• _Set exercise_
Write out, please, the line containing "Extract all readable text from this page." together with all lines after it, up to and including the last one, with no other output.

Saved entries
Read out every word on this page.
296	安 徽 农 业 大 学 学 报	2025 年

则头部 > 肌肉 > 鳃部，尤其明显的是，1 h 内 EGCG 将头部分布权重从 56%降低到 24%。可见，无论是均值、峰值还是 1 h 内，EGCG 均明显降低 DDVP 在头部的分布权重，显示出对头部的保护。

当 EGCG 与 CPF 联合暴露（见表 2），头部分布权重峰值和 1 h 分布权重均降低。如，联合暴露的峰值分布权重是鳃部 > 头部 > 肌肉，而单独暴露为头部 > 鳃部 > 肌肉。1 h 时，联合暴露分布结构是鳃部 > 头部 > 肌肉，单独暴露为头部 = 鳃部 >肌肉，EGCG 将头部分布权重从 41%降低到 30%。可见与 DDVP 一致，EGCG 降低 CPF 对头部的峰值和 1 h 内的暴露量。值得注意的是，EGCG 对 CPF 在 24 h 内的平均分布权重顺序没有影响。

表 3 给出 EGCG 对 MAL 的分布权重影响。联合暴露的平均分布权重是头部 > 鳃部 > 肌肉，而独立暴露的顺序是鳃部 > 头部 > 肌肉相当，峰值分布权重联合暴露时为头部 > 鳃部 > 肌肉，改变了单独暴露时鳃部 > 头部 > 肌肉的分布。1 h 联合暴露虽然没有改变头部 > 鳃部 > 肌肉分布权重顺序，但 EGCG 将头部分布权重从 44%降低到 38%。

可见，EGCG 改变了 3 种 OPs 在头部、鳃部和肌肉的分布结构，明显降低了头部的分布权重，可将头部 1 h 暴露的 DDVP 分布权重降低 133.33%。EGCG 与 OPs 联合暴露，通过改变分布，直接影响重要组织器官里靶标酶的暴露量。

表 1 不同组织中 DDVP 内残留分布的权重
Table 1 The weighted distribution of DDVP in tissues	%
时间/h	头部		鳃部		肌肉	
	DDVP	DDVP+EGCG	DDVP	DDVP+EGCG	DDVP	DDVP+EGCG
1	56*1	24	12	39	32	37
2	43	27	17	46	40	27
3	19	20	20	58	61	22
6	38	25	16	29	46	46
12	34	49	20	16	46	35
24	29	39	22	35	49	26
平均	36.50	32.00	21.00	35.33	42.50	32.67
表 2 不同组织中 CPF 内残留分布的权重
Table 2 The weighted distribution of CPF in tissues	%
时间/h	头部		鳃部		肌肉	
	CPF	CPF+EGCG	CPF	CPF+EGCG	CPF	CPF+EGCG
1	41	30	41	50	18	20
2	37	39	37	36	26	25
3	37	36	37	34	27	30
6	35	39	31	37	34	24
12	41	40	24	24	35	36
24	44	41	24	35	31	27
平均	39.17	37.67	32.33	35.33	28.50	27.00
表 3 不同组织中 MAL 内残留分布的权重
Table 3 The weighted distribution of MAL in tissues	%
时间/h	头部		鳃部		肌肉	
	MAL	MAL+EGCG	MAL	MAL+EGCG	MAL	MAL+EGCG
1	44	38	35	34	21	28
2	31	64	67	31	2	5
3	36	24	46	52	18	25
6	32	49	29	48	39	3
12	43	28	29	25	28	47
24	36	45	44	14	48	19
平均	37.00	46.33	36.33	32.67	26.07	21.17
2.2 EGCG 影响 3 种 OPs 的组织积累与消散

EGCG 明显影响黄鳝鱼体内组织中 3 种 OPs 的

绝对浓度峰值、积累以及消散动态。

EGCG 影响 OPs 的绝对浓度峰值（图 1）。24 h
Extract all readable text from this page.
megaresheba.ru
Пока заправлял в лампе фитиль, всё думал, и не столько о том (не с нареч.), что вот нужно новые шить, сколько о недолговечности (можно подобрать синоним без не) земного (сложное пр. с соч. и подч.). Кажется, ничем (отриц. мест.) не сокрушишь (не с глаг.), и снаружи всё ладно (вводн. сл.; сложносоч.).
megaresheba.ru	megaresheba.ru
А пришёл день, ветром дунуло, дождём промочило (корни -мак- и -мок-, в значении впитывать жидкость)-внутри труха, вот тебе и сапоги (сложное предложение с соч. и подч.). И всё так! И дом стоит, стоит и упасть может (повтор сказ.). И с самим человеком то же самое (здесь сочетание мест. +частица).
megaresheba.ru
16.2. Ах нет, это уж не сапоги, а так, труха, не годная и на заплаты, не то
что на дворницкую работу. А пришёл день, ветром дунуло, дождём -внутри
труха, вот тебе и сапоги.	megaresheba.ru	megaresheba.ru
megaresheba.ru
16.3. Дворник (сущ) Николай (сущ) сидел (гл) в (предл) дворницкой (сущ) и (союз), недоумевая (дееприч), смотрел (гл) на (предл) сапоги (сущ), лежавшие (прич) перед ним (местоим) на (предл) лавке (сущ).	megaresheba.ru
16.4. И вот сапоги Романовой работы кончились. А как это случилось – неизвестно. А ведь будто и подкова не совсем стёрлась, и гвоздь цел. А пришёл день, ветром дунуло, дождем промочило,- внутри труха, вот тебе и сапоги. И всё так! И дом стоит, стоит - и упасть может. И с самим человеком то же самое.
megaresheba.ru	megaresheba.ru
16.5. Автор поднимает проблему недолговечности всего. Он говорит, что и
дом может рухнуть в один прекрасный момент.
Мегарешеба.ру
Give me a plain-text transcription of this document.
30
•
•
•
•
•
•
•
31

• _Solution to this problem_
Extract all readable text from this page.
megaresheba.ru
Пока заправлял в лампе фитиль, всё думал, и не столько о том (не с нареч.), что вот нужно новые шить, сколько о недолговечности (можно подобрать синоним без не) земного (сложное пр. с соч. и подч.). Кажется, ничем (отриц. мест.) не сокрушишь (не с глаг.), и снаружи всё ладно (вводн. сл.; сложносоч.).
megaresheba.ru	megaresheba.ru
А пришёл день, ветром дунуло, дождём промочило (корни -мак- и -мок-, в значении впитывать жидкость)-внутри труха, вот тебе и сапоги (сложное предложение с соч. и подч.). И всё так! И дом стоит, стоит и упасть может (повтор сказ.). И с самим человеком то же самое (здесь сочетание мест. +частица).
megaresheba.ru
16.2. Ах нет, это уж не сапоги, а так, труха, не годная и на заплаты, не то
что на дворницкую работу. А пришёл день, ветром дунуло, дождём -внутри
труха, вот тебе и сапоги.	megaresheba.ru	megaresheba.ru
megaresheba.ru
16.3. Дворник (сущ) Николай (сущ) сидел (гл) в (предл) дворницкой (сущ) и (союз), недоумевая (дееприч), смотрел (гл) на (предл) сапоги (сущ), лежавшие (прич) перед ним (местоим) на (предл) лавке (сущ).	megaresheba.ru
16.4. И вот сапоги Романовой работы кончились. А как это случилось – неизвестно. А ведь будто и подкова не совсем стёрлась, и гвоздь цел. А пришёл день, ветром дунуло, дождем промочило,- внутри труха, вот тебе и сапоги. И всё так! И дом стоит, стоит - и упасть может. И с самим человеком то же самое.
megaresheba.ru	megaresheba.ru
16.5. Автор поднимает проблему недолговечности всего. Он говорит, что и
дом может рухнуть в один прекрасный момент.
Мегарешеба.ру
Give me a plain-text transcription of this document.
30
•
•
•
•
•
•
•
31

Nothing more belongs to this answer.